▶ [Work instructions]: Repeat, exactly and completely, the entries shown underneath.

▶ [Dataset items]:
-*-*-

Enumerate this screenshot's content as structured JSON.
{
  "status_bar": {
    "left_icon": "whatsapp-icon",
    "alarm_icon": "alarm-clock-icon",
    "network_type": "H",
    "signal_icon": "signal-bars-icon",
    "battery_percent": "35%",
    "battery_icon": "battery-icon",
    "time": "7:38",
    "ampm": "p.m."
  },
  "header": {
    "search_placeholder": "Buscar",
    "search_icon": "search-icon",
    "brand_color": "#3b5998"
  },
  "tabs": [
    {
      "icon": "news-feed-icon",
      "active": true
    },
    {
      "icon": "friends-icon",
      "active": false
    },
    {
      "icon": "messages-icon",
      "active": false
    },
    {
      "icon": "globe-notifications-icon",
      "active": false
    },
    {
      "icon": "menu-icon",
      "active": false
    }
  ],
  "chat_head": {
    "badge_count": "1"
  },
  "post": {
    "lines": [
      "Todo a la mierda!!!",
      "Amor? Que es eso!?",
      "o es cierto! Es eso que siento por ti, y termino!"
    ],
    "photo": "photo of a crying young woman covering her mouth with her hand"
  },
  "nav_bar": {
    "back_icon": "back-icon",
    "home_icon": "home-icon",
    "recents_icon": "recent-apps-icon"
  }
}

-*-*-

▶ [Correct response]:
Enumerate this screenshot's content as structured JSON.
{
  "status_bar": {
    "left_icon": "whatsapp-icon",
    "alarm_icon": "alarm-clock-icon",
    "network_type": "H",
    "signal_icon": "signal-bars-icon",
    "battery_percent": "35%",
    "battery_icon": "battery-icon",
    "time": "7:38",
    "ampm": "p.m."
  },
  "header": {
    "search_placeholder": "Buscar",
    "search_icon": "search-icon",
    "brand_color": "#3b5998"
  },
  "tabs": [
    {
      "icon": "news-feed-icon",
      "active": true
    },
    {
      "icon": "friends-icon",
      "active": false
    },
    {
      "icon": "messages-icon",
      "active": false
    },
    {
      "icon": "globe-notifications-icon",
      "active": false
    },
    {
      "icon": "menu-icon",
      "active": false
    }
  ],
  "chat_head": {
    "badge_count": "1"
  },
  "post": {
    "lines": [
      "Todo a la mierda!!!",
      "Amor? Que es eso!?",
      "o es cierto! Es eso que siento por ti, y termino!"
    ],
    "photo": "photo of a crying young woman covering her mouth with her hand"
  },
  "nav_bar": {
    "back_icon": "back-icon",
    "home_icon": "home-icon",
    "recents_icon": "recent-apps-icon"
  }
}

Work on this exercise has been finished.